▶ **Problem statement**:
Copy out each line that mentions the word "takın".

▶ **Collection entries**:
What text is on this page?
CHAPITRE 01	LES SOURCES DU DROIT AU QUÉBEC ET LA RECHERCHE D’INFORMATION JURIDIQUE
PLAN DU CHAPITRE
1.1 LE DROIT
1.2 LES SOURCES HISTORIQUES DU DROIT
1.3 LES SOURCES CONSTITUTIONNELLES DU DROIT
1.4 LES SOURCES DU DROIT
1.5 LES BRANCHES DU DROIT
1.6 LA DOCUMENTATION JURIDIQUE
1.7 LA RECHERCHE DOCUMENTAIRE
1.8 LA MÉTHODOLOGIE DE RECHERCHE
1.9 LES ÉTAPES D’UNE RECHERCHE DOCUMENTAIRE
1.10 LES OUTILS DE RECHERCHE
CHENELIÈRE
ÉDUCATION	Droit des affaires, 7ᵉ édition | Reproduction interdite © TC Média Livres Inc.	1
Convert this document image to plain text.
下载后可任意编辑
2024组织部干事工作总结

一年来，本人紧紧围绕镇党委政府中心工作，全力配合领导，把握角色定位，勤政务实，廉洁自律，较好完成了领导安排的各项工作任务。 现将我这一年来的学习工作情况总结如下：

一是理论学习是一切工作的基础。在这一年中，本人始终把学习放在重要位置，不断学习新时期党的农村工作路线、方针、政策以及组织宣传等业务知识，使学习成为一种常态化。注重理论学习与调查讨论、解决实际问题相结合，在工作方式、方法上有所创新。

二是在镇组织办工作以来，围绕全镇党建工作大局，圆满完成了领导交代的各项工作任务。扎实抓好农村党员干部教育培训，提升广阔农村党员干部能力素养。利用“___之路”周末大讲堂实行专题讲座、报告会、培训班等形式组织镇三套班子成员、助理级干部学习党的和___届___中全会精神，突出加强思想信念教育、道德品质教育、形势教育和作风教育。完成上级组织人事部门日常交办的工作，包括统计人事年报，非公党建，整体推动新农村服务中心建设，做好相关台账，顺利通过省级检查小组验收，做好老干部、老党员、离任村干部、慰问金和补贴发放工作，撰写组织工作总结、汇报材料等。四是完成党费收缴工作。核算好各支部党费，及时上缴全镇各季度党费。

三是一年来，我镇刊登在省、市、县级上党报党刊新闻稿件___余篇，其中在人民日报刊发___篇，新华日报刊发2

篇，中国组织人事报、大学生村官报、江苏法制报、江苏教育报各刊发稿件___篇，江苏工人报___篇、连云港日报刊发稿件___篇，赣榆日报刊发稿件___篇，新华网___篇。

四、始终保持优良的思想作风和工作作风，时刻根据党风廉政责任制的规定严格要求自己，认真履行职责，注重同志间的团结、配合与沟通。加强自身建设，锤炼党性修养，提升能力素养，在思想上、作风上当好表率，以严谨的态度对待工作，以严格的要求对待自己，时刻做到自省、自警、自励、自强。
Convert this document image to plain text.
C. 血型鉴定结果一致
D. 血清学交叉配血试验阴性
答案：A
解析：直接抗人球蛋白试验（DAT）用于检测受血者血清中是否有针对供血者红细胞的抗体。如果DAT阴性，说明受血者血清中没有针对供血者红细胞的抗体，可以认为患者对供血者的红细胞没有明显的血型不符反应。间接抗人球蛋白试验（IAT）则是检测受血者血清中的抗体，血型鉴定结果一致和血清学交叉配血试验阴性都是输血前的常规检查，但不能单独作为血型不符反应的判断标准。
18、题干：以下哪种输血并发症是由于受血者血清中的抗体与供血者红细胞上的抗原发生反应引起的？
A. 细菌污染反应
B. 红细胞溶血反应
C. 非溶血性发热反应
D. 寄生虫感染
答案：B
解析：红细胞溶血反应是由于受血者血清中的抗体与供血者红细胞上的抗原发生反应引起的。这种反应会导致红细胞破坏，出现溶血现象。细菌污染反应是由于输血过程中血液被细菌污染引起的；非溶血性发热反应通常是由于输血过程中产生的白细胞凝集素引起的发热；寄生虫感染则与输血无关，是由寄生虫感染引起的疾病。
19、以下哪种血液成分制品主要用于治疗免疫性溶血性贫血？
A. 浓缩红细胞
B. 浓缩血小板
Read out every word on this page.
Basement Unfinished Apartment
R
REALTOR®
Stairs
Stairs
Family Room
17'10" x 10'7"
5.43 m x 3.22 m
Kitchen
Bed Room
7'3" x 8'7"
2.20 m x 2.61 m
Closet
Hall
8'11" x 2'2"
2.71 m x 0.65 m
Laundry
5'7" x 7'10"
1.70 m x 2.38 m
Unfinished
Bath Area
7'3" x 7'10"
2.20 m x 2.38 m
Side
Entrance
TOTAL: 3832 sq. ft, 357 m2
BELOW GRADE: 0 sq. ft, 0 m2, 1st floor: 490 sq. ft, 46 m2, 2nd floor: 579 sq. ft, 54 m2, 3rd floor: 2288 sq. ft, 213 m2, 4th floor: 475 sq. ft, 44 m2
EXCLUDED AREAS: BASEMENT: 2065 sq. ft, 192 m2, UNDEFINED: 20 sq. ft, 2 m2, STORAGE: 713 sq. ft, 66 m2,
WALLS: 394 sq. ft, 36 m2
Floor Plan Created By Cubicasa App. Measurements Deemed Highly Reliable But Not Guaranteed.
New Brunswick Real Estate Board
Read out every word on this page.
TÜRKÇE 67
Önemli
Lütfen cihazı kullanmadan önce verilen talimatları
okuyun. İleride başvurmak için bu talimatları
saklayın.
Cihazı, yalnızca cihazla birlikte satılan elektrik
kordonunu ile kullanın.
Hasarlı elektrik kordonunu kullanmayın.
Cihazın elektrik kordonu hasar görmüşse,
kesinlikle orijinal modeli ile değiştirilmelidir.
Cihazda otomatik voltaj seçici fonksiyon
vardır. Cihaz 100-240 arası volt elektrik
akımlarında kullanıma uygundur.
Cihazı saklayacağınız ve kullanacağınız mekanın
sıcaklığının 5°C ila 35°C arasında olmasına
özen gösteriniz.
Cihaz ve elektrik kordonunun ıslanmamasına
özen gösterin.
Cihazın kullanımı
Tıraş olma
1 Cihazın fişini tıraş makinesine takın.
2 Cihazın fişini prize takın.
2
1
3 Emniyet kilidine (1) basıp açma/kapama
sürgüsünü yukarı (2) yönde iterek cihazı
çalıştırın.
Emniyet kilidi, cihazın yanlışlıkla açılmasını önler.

▶ **Expected output**:
1 Cihazın fişini tıraş makinesine takın.
2 Cihazın fişini prize takın.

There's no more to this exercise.